EXERCISE AIM: Filter these entries, keeping only lines that hold the word "Wales".

Records from a collection
________________________________________

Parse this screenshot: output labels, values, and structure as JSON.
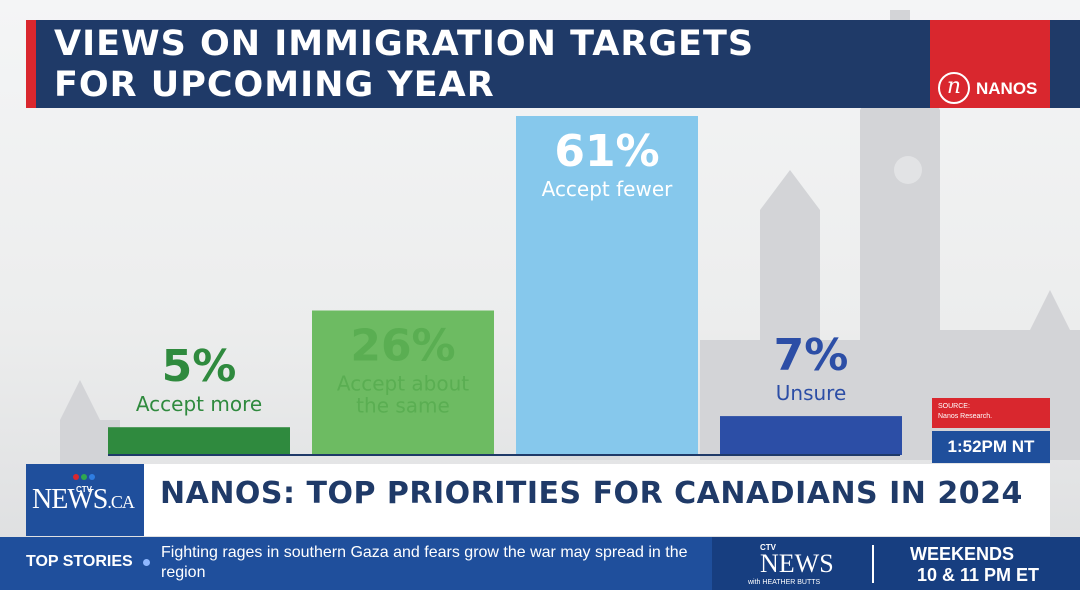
{
  "title": {
    "line1": "VIEWS ON IMMIGRATION TARGETS",
    "line2": "FOR UPCOMING YEAR"
  },
  "brand": {
    "name": "NANOS",
    "logo_letter": "n"
  },
  "colors": {
    "navy": "#1f3a68",
    "red": "#d9272e",
    "blue": "#1f4f9c"
  },
  "chart_data": {
    "type": "bar",
    "categories": [
      "Accept more",
      "Accept about the same",
      "Accept fewer",
      "Unsure"
    ],
    "category_lines": [
      [
        "Accept more"
      ],
      [
        "Accept about",
        "the same"
      ],
      [
        "Accept fewer"
      ],
      [
        "Unsure"
      ]
    ],
    "values": [
      5,
      26,
      61,
      7
    ],
    "value_labels": [
      "5%",
      "26%",
      "61%",
      "7%"
    ],
    "colors": [
      "#2f8a3e",
      "#6dbb62",
      "#86c8ec",
      "#2c4ea6"
    ],
    "label_colors": [
      "#2f8a3e",
      "#5aae52",
      "#ffffff",
      "#2c4ea6"
    ],
    "unit": "%",
    "ylim": [
      0,
      61
    ],
    "grid": false,
    "legend": "none"
  },
  "source": {
    "label": "SOURCE:",
    "text": "Nanos Research."
  },
  "timestamp": "1:52PM NT",
  "lower_third": {
    "network_logo": {
      "mini": "CTV",
      "main": "NEWS",
      "suffix": ".CA"
    },
    "headline": "NANOS: TOP PRIORITIES FOR CANADIANS IN 2024"
  },
  "ticker": {
    "label": "TOP STORIES",
    "text": "Fighting rages in southern Gaza and fears grow the war may spread in the region"
  },
  "promo": {
    "ctv": "CTV",
    "news": "NEWS",
    "host": "with HEATHER BUTTS",
    "when": "WEEKENDS",
    "time": "10 & 11 PM ET"
  }
}
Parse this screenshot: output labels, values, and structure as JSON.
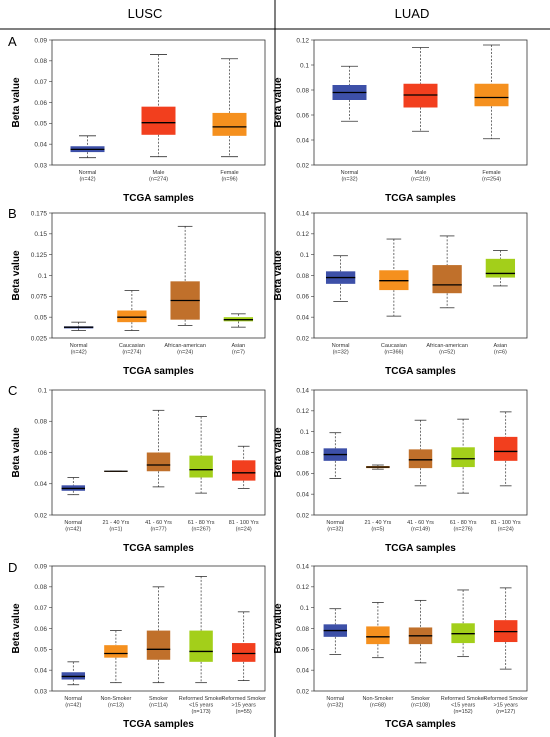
{
  "column_titles": [
    "LUSC",
    "LUAD"
  ],
  "row_labels": [
    "A",
    "B",
    "C",
    "D"
  ],
  "colors": {
    "normal": "#3d50a8",
    "orange": "#f5901e",
    "red": "#f23f1e",
    "brown": "#c0702b",
    "lime": "#a3cf1a",
    "median": "#000000",
    "frame": "#333333"
  },
  "chart_data": [
    {
      "type": "box",
      "panel": "A",
      "cohort": "LUSC",
      "xlabel": "TCGA samples",
      "ylabel": "Beta value",
      "ylim": [
        0.03,
        0.09
      ],
      "yticks": [
        "0.03",
        "0.04",
        "0.05",
        "0.06",
        "0.07",
        "0.08",
        "0.09"
      ],
      "boxes": [
        {
          "label": "Normal",
          "n": "(n=42)",
          "color": "normal",
          "min": 0.0335,
          "q1": 0.0362,
          "median": 0.0375,
          "q3": 0.039,
          "max": 0.044
        },
        {
          "label": "Male",
          "n": "(n=274)",
          "color": "red",
          "min": 0.034,
          "q1": 0.0445,
          "median": 0.0503,
          "q3": 0.058,
          "max": 0.083
        },
        {
          "label": "Female",
          "n": "(n=96)",
          "color": "orange",
          "min": 0.034,
          "q1": 0.044,
          "median": 0.0483,
          "q3": 0.055,
          "max": 0.081
        }
      ]
    },
    {
      "type": "box",
      "panel": "A",
      "cohort": "LUAD",
      "xlabel": "TCGA samples",
      "ylabel": "Beta value",
      "ylim": [
        0.02,
        0.12
      ],
      "yticks": [
        "0.02",
        "0.04",
        "0.06",
        "0.08",
        "0.1",
        "0.12"
      ],
      "boxes": [
        {
          "label": "Normal",
          "n": "(n=32)",
          "color": "normal",
          "min": 0.055,
          "q1": 0.072,
          "median": 0.078,
          "q3": 0.084,
          "max": 0.099
        },
        {
          "label": "Male",
          "n": "(n=219)",
          "color": "red",
          "min": 0.047,
          "q1": 0.066,
          "median": 0.076,
          "q3": 0.085,
          "max": 0.114
        },
        {
          "label": "Female",
          "n": "(n=254)",
          "color": "orange",
          "min": 0.041,
          "q1": 0.067,
          "median": 0.074,
          "q3": 0.085,
          "max": 0.116
        }
      ]
    },
    {
      "type": "box",
      "panel": "B",
      "cohort": "LUSC",
      "xlabel": "TCGA samples",
      "ylabel": "Beta value",
      "ylim": [
        0.025,
        0.175
      ],
      "yticks": [
        "0.025",
        "0.05",
        "0.075",
        "0.1",
        "0.125",
        "0.15",
        "0.175"
      ],
      "boxes": [
        {
          "label": "Normal",
          "n": "(n=42)",
          "color": "normal",
          "min": 0.034,
          "q1": 0.0365,
          "median": 0.038,
          "q3": 0.039,
          "max": 0.044
        },
        {
          "label": "Caucasian",
          "n": "(n=274)",
          "color": "orange",
          "min": 0.034,
          "q1": 0.044,
          "median": 0.05,
          "q3": 0.058,
          "max": 0.082
        },
        {
          "label": "African-american",
          "n": "(n=24)",
          "color": "brown",
          "min": 0.04,
          "q1": 0.047,
          "median": 0.07,
          "q3": 0.093,
          "max": 0.159
        },
        {
          "label": "Asian",
          "n": "(n=7)",
          "color": "lime",
          "min": 0.038,
          "q1": 0.045,
          "median": 0.047,
          "q3": 0.05,
          "max": 0.054
        }
      ]
    },
    {
      "type": "box",
      "panel": "B",
      "cohort": "LUAD",
      "xlabel": "TCGA samples",
      "ylabel": "Beta value",
      "ylim": [
        0.02,
        0.14
      ],
      "yticks": [
        "0.02",
        "0.04",
        "0.06",
        "0.08",
        "0.1",
        "0.12",
        "0.14"
      ],
      "boxes": [
        {
          "label": "Normal",
          "n": "(n=32)",
          "color": "normal",
          "min": 0.055,
          "q1": 0.072,
          "median": 0.078,
          "q3": 0.084,
          "max": 0.099
        },
        {
          "label": "Caucasian",
          "n": "(n=366)",
          "color": "orange",
          "min": 0.041,
          "q1": 0.066,
          "median": 0.075,
          "q3": 0.085,
          "max": 0.115
        },
        {
          "label": "African-american",
          "n": "(n=52)",
          "color": "brown",
          "min": 0.049,
          "q1": 0.063,
          "median": 0.071,
          "q3": 0.09,
          "max": 0.118
        },
        {
          "label": "Asian",
          "n": "(n=6)",
          "color": "lime",
          "min": 0.07,
          "q1": 0.078,
          "median": 0.082,
          "q3": 0.096,
          "max": 0.104
        }
      ]
    },
    {
      "type": "box",
      "panel": "C",
      "cohort": "LUSC",
      "xlabel": "TCGA samples",
      "ylabel": "Beta value",
      "ylim": [
        0.02,
        0.1
      ],
      "yticks": [
        "0.02",
        "0.04",
        "0.06",
        "0.08",
        "0.1"
      ],
      "boxes": [
        {
          "label": "Normal",
          "n": "(n=42)",
          "color": "normal",
          "min": 0.033,
          "q1": 0.0355,
          "median": 0.037,
          "q3": 0.039,
          "max": 0.044
        },
        {
          "label": "21 - 40 Yrs",
          "n": "(n=1)",
          "color": "orange",
          "min": 0.048,
          "q1": 0.048,
          "median": 0.048,
          "q3": 0.048,
          "max": 0.048
        },
        {
          "label": "41 - 60 Yrs",
          "n": "(n=77)",
          "color": "brown",
          "min": 0.038,
          "q1": 0.048,
          "median": 0.052,
          "q3": 0.06,
          "max": 0.087
        },
        {
          "label": "61 - 80 Yrs",
          "n": "(n=267)",
          "color": "lime",
          "min": 0.034,
          "q1": 0.044,
          "median": 0.049,
          "q3": 0.058,
          "max": 0.083
        },
        {
          "label": "81 - 100 Yrs",
          "n": "(n=24)",
          "color": "red",
          "min": 0.037,
          "q1": 0.042,
          "median": 0.047,
          "q3": 0.055,
          "max": 0.064
        }
      ]
    },
    {
      "type": "box",
      "panel": "C",
      "cohort": "LUAD",
      "xlabel": "TCGA samples",
      "ylabel": "Beta value",
      "ylim": [
        0.02,
        0.14
      ],
      "yticks": [
        "0.02",
        "0.04",
        "0.06",
        "0.08",
        "0.1",
        "0.12",
        "0.14"
      ],
      "boxes": [
        {
          "label": "Normal",
          "n": "(n=32)",
          "color": "normal",
          "min": 0.055,
          "q1": 0.072,
          "median": 0.078,
          "q3": 0.084,
          "max": 0.099
        },
        {
          "label": "21 - 40 Yrs",
          "n": "(n=5)",
          "color": "orange",
          "min": 0.064,
          "q1": 0.065,
          "median": 0.066,
          "q3": 0.067,
          "max": 0.068
        },
        {
          "label": "41 - 60 Yrs",
          "n": "(n=149)",
          "color": "brown",
          "min": 0.048,
          "q1": 0.065,
          "median": 0.073,
          "q3": 0.083,
          "max": 0.111
        },
        {
          "label": "61 - 80 Yrs",
          "n": "(n=276)",
          "color": "lime",
          "min": 0.041,
          "q1": 0.066,
          "median": 0.074,
          "q3": 0.085,
          "max": 0.112
        },
        {
          "label": "81 - 100 Yrs",
          "n": "(n=24)",
          "color": "red",
          "min": 0.048,
          "q1": 0.072,
          "median": 0.081,
          "q3": 0.095,
          "max": 0.119
        }
      ]
    },
    {
      "type": "box",
      "panel": "D",
      "cohort": "LUSC",
      "xlabel": "TCGA samples",
      "ylabel": "Beta value",
      "ylim": [
        0.03,
        0.09
      ],
      "yticks": [
        "0.03",
        "0.04",
        "0.05",
        "0.06",
        "0.07",
        "0.08",
        "0.09"
      ],
      "boxes": [
        {
          "label": "Normal",
          "n": "(n=42)",
          "color": "normal",
          "min": 0.033,
          "q1": 0.0355,
          "median": 0.037,
          "q3": 0.039,
          "max": 0.044
        },
        {
          "label": "Non-Smoker",
          "n": "(n=13)",
          "color": "orange",
          "min": 0.034,
          "q1": 0.046,
          "median": 0.048,
          "q3": 0.052,
          "max": 0.059
        },
        {
          "label": "Smoker",
          "n": "(n=114)",
          "color": "brown",
          "min": 0.034,
          "q1": 0.045,
          "median": 0.05,
          "q3": 0.059,
          "max": 0.08
        },
        {
          "label": "Reformed Smoker\n<15 years",
          "n": "(n=173)",
          "color": "lime",
          "min": 0.034,
          "q1": 0.044,
          "median": 0.049,
          "q3": 0.059,
          "max": 0.085
        },
        {
          "label": "Reformed Smoker\n>15 years",
          "n": "(n=55)",
          "color": "red",
          "min": 0.035,
          "q1": 0.044,
          "median": 0.048,
          "q3": 0.053,
          "max": 0.068
        }
      ]
    },
    {
      "type": "box",
      "panel": "D",
      "cohort": "LUAD",
      "xlabel": "TCGA samples",
      "ylabel": "Beta value",
      "ylim": [
        0.02,
        0.14
      ],
      "yticks": [
        "0.02",
        "0.04",
        "0.06",
        "0.08",
        "0.1",
        "0.12",
        "0.14"
      ],
      "boxes": [
        {
          "label": "Normal",
          "n": "(n=32)",
          "color": "normal",
          "min": 0.055,
          "q1": 0.072,
          "median": 0.078,
          "q3": 0.084,
          "max": 0.099
        },
        {
          "label": "Non-Smoker",
          "n": "(n=68)",
          "color": "orange",
          "min": 0.052,
          "q1": 0.065,
          "median": 0.072,
          "q3": 0.082,
          "max": 0.105
        },
        {
          "label": "Smoker",
          "n": "(n=108)",
          "color": "brown",
          "min": 0.047,
          "q1": 0.065,
          "median": 0.073,
          "q3": 0.081,
          "max": 0.107
        },
        {
          "label": "Reformed Smoker\n<15 years",
          "n": "(n=152)",
          "color": "lime",
          "min": 0.053,
          "q1": 0.066,
          "median": 0.075,
          "q3": 0.085,
          "max": 0.117
        },
        {
          "label": "Reformed Smoker\n>15 years",
          "n": "(n=127)",
          "color": "red",
          "min": 0.041,
          "q1": 0.067,
          "median": 0.077,
          "q3": 0.088,
          "max": 0.119
        }
      ]
    }
  ]
}
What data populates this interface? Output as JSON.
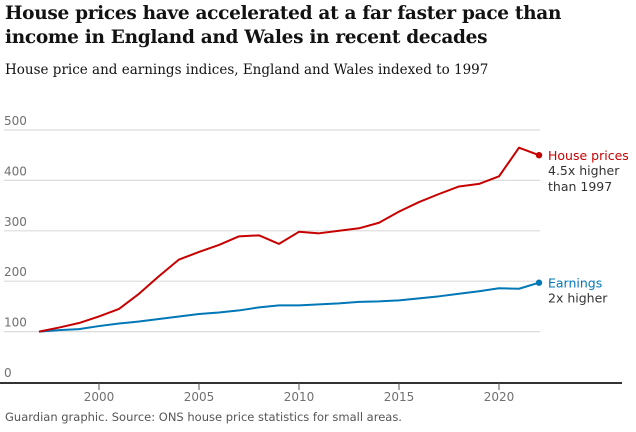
{
  "title": "House prices have accelerated at a far faster pace than income in England and Wales in recent decades",
  "subtitle": "House price and earnings indices, England and Wales indexed to 1997",
  "source": "Guardian graphic. Source: ONS house price statistics for small areas.",
  "chart_data": {
    "type": "line",
    "title": "House prices have accelerated at a far faster pace than income in England and Wales in recent decades",
    "xlabel": "",
    "ylabel": "",
    "xlim": [
      1997,
      2022
    ],
    "ylim": [
      0,
      500
    ],
    "yticks": [
      0,
      100,
      200,
      300,
      400,
      500
    ],
    "xticks": [
      2000,
      2005,
      2010,
      2015,
      2020
    ],
    "grid": true,
    "x": [
      1997,
      1998,
      1999,
      2000,
      2001,
      2002,
      2003,
      2004,
      2005,
      2006,
      2007,
      2008,
      2009,
      2010,
      2011,
      2012,
      2013,
      2014,
      2015,
      2016,
      2017,
      2018,
      2019,
      2020,
      2021,
      2022
    ],
    "series": [
      {
        "name": "House prices",
        "color": "#c70000",
        "note1": "4.5x higher",
        "note2": "than 1997",
        "values": [
          100,
          108,
          117,
          130,
          145,
          175,
          210,
          243,
          258,
          272,
          289,
          291,
          274,
          298,
          295,
          300,
          305,
          316,
          338,
          357,
          373,
          388,
          393,
          408,
          465,
          450
        ]
      },
      {
        "name": "Earnings",
        "color": "#0077b6",
        "note1": "2x higher",
        "values": [
          100,
          103,
          105,
          111,
          116,
          120,
          125,
          130,
          135,
          138,
          142,
          148,
          152,
          152,
          154,
          156,
          159,
          160,
          162,
          166,
          170,
          175,
          180,
          186,
          185,
          197
        ]
      }
    ]
  }
}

________________________________________

REPLY TO THE TASK:
  "title": "House prices have accelerated at a far faster pace than income in England and Wales in recent decades",
  "subtitle": "House price and earnings indices, England and Wales indexed to 1997",
    "title": "House prices have accelerated at a far faster pace than income in England and Wales in recent decades",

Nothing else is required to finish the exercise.